— start of SOURCE DATA —

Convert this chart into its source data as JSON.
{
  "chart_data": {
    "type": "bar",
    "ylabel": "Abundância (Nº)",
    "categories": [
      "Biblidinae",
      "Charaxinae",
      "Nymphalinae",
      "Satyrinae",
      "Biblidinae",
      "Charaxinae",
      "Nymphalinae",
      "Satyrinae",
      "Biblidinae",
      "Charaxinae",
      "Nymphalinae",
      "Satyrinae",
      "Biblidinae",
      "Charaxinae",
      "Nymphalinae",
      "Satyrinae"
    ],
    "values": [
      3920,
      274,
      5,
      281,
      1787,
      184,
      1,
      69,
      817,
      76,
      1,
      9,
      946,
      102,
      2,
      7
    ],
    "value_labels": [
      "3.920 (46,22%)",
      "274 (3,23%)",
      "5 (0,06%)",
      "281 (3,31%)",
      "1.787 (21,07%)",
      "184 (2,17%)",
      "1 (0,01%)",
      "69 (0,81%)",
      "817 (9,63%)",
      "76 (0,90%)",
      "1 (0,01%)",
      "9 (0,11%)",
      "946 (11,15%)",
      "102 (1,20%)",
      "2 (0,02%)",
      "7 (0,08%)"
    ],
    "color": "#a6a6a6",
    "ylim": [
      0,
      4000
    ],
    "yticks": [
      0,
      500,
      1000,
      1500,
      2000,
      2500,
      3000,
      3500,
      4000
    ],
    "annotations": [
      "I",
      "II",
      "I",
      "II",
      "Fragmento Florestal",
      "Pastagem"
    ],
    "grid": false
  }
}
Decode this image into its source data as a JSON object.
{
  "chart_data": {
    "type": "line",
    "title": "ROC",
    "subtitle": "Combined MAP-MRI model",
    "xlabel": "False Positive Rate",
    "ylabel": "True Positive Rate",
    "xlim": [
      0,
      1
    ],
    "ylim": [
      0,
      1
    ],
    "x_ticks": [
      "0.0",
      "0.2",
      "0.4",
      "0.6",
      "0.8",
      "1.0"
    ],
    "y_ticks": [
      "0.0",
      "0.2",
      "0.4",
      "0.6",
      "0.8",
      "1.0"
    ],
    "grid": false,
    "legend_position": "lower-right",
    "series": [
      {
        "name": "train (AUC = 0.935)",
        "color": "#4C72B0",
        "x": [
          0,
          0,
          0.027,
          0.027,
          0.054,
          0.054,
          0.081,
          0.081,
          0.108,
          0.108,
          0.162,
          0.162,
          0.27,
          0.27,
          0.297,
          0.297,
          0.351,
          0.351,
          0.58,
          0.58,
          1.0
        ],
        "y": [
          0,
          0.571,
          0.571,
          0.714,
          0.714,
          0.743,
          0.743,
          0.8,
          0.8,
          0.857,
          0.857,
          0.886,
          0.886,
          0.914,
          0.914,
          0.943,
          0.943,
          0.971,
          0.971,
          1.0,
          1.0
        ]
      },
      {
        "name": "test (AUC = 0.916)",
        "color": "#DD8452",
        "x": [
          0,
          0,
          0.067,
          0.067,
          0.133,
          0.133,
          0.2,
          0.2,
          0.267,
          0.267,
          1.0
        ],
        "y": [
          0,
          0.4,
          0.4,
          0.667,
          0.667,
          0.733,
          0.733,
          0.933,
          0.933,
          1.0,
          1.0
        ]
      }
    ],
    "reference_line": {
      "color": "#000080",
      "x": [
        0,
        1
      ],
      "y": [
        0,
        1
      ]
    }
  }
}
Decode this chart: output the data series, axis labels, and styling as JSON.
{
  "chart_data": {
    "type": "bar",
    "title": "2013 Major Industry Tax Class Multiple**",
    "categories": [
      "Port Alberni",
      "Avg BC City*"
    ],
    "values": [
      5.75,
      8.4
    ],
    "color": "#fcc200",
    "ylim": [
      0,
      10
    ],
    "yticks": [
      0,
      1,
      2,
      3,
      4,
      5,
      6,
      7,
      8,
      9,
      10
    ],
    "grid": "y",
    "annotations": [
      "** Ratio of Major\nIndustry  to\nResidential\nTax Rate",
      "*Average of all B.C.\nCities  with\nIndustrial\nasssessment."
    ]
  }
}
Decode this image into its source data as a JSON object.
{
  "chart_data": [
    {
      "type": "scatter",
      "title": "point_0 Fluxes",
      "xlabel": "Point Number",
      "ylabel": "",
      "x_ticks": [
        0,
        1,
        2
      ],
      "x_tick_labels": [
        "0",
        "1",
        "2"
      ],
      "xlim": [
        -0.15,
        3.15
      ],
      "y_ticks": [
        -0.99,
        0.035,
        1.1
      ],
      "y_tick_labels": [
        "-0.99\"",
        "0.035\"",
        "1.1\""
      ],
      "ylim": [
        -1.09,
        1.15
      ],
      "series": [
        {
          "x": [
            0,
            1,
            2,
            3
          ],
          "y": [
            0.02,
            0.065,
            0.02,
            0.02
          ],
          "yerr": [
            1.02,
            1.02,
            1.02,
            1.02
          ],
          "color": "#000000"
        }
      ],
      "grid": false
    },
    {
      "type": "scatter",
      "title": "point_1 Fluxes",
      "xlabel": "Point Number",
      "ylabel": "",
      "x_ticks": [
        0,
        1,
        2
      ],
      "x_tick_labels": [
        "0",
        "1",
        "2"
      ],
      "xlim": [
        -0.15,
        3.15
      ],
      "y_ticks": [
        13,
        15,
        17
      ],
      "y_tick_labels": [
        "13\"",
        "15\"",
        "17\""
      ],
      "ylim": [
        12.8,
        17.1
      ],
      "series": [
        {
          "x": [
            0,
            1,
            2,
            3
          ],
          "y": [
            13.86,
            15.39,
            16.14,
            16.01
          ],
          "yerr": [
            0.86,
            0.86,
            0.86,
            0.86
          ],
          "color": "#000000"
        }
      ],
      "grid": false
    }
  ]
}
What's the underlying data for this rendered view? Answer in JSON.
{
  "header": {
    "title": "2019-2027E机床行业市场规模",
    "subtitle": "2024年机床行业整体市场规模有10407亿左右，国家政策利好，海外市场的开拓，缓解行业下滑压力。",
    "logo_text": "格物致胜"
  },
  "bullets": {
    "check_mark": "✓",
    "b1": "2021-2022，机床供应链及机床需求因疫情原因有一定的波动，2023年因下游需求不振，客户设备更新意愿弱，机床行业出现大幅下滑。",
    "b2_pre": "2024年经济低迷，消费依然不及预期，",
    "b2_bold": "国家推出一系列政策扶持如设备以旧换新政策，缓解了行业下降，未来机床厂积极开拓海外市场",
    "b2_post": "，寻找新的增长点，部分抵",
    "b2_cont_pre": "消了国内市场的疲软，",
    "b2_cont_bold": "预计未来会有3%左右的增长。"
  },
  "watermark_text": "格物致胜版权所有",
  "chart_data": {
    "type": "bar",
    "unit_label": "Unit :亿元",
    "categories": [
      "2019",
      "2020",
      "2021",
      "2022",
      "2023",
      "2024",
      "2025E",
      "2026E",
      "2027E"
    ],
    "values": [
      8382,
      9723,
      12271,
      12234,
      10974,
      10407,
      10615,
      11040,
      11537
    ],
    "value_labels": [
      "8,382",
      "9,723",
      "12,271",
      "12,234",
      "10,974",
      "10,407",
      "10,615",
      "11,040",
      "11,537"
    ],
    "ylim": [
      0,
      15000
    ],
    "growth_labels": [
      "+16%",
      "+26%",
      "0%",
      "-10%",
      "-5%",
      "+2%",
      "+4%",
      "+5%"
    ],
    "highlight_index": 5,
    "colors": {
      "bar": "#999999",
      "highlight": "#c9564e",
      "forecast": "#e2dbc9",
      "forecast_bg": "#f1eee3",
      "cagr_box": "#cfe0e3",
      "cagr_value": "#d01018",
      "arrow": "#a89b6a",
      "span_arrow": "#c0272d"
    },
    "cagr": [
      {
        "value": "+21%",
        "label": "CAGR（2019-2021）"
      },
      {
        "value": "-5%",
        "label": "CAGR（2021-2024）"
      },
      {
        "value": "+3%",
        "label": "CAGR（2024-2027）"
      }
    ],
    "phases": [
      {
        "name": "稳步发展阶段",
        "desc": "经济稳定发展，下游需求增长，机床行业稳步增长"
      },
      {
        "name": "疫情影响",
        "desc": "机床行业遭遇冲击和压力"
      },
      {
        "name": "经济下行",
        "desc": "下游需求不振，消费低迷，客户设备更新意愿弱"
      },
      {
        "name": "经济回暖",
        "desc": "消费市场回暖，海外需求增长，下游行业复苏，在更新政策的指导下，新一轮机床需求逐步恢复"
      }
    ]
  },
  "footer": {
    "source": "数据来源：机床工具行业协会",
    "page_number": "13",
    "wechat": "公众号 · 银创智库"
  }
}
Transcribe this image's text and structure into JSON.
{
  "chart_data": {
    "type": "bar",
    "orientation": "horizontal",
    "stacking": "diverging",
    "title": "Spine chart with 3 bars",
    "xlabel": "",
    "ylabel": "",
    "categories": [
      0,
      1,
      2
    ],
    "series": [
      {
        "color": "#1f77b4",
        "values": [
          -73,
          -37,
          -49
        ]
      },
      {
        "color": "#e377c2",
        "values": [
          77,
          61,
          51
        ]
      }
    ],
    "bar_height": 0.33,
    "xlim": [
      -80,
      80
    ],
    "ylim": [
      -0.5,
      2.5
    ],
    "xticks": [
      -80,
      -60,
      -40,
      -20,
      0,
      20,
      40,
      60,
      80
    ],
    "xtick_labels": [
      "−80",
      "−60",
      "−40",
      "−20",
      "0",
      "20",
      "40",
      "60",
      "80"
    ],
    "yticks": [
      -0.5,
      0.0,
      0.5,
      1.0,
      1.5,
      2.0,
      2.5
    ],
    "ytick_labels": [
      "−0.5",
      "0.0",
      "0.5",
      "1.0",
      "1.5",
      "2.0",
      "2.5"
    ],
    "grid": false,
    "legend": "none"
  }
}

— end of SOURCE DATA —

» **TASK OBJECTIVE**: Go through the records above and copy every line with the word "xlabel".

» **WRITTEN SOLUTION**:
    "xlabel": "False Positive Rate",
      "xlabel": "Point Number",
      "xlabel": "Point Number",
    "xlabel": "",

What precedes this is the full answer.